- **Tasks and exercises**
A. In the piece on Helen Brenna, list in order every number written with digits rather than words.
B. From the records, copy out the lines starting with the line that contains "product-stock: 50 unidades" and going on through the line that contains "delete-button[interactable]: Eliminar [683, 447, 851, 492]".

- **Selection**
§
Suburban mom, Helen Brenna, works out of her home office writing 'steamy' romance paperbacks as her fulltime job. One of the family dogs Ebby, gets some love from Helen.
Inside the breast of mild-mannered suburban accountant Helen Brenna beats the passionate heart of a romantic. Good thing, too, since she left accounting a few years back to make a living off that passion.
One afternoon in 1991 she was at home taking care of her first baby, reading one Harlequin romance after another, when she set her book down and said, "I could do that."
Turns out that, yeah, she could.
Brenna, 48, is one of 1,100 romance writers sprinkled across the United States, Canada and the globe who feed the ravenous beast that is Harlequin Enterprises. She has published eight books, with her ninth coming out in June and her 10th scheduled for November. (But she has to finish writing it first.)
§
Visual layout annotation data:
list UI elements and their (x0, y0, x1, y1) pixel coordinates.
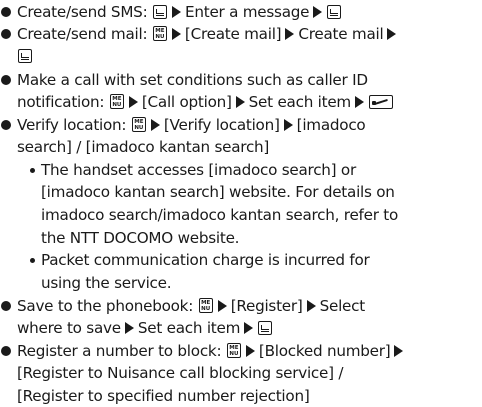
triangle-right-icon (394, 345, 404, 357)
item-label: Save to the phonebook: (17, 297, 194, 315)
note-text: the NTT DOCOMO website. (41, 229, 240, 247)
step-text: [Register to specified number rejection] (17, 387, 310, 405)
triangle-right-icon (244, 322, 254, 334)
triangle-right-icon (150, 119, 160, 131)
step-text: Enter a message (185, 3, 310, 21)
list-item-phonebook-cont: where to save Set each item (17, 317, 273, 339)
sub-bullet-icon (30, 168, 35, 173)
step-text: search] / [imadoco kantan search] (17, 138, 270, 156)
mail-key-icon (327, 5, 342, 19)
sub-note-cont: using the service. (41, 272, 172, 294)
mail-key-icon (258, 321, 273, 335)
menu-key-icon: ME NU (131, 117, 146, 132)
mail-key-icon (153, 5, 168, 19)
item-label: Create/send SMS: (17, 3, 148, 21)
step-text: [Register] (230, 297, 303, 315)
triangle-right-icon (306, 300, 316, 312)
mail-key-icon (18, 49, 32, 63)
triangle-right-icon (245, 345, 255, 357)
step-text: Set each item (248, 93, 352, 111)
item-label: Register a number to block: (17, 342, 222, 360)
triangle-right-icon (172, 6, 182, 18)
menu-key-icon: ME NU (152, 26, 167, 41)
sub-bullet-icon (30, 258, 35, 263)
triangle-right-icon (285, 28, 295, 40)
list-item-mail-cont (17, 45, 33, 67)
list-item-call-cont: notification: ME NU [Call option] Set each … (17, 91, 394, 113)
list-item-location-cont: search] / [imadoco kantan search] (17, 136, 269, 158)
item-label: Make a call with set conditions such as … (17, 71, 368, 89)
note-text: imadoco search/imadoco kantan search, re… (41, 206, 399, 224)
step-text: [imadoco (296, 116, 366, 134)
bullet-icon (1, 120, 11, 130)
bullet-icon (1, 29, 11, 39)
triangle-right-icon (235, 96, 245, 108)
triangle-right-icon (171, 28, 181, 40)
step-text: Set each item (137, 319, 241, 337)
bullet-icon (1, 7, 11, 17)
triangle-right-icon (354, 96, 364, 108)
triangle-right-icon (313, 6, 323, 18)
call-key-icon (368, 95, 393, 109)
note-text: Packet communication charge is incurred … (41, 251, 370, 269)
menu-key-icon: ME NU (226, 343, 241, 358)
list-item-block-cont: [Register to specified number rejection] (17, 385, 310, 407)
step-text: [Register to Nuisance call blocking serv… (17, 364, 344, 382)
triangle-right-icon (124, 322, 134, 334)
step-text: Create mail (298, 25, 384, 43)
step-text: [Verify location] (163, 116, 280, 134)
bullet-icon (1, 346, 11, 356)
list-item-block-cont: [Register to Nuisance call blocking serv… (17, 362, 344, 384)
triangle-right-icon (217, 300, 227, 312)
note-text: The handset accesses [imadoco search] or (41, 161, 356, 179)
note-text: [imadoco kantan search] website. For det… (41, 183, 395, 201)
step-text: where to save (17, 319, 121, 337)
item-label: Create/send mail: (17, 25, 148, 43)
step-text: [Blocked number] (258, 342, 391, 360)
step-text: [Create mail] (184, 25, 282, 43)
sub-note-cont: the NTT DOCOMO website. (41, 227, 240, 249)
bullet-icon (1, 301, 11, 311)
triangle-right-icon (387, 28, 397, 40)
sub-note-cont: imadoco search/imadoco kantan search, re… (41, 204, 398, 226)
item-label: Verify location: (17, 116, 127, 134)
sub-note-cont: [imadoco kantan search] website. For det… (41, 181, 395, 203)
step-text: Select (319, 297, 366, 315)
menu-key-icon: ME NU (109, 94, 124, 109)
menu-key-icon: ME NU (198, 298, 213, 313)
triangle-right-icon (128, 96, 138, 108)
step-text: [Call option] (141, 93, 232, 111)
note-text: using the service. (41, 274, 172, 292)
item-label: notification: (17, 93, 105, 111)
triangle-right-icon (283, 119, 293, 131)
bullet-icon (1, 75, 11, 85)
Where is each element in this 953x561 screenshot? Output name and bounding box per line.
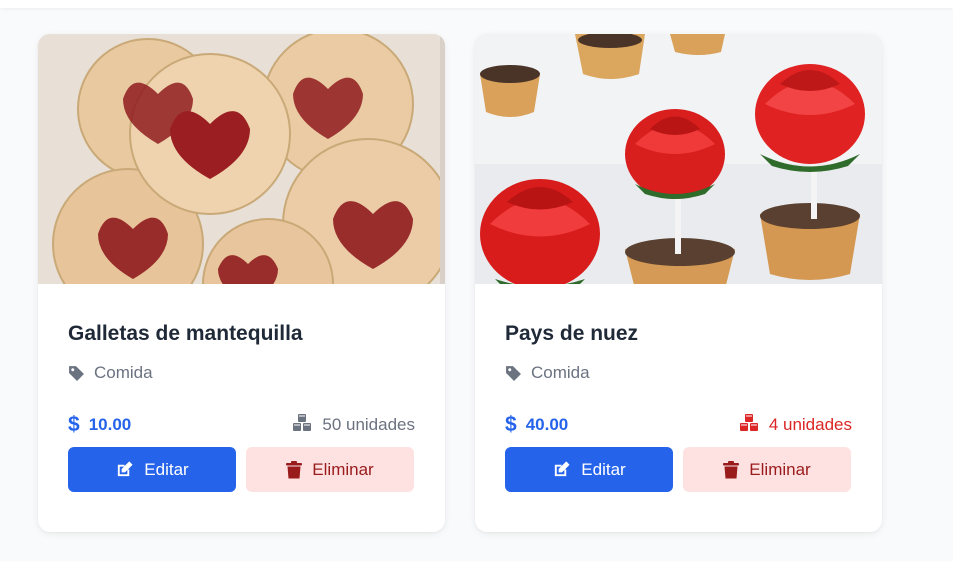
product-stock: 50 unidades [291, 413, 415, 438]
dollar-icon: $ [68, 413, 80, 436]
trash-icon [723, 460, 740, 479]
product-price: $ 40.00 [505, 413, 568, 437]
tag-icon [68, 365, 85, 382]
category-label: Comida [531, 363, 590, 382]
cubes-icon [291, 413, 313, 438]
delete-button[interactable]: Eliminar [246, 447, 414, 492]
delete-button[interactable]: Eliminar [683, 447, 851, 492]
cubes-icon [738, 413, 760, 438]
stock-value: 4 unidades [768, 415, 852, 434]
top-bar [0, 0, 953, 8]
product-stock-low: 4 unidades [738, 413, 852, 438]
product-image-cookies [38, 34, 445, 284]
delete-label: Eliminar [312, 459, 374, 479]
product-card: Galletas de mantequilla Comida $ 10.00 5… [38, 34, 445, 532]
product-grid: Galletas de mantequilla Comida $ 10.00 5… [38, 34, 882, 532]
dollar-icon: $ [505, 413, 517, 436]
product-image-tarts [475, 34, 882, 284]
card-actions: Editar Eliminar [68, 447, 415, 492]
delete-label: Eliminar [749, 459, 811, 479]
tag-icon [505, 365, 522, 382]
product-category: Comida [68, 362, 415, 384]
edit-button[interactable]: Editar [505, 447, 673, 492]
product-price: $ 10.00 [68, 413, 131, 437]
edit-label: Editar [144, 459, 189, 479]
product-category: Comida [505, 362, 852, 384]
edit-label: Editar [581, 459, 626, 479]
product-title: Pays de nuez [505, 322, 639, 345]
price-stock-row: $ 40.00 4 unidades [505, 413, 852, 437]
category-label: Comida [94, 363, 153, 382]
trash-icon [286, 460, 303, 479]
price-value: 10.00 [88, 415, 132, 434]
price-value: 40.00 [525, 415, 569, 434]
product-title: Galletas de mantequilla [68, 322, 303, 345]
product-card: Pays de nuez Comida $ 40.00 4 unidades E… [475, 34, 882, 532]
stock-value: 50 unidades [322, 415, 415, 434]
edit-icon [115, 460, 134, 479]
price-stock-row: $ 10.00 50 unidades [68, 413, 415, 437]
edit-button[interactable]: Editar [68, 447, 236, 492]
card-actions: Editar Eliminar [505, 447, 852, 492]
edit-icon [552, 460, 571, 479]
§
- **Solutions to the exercise**
A. 1991, 48, 1,100, 10th

B.
product-stock: 50 unidades [291, 413, 415, 438]
dollar-icon: $ [68, 413, 80, 436]
trash-icon [723, 460, 740, 479]
product-price: $ 40.00 [505, 413, 568, 437]
tag-icon [68, 365, 85, 382]
category-label: Comida [531, 363, 590, 382]
cubes-icon [291, 413, 313, 438]
delete-button[interactable]: Eliminar [246, 447, 414, 492]
delete-button[interactable]: Eliminar [683, 447, 851, 492]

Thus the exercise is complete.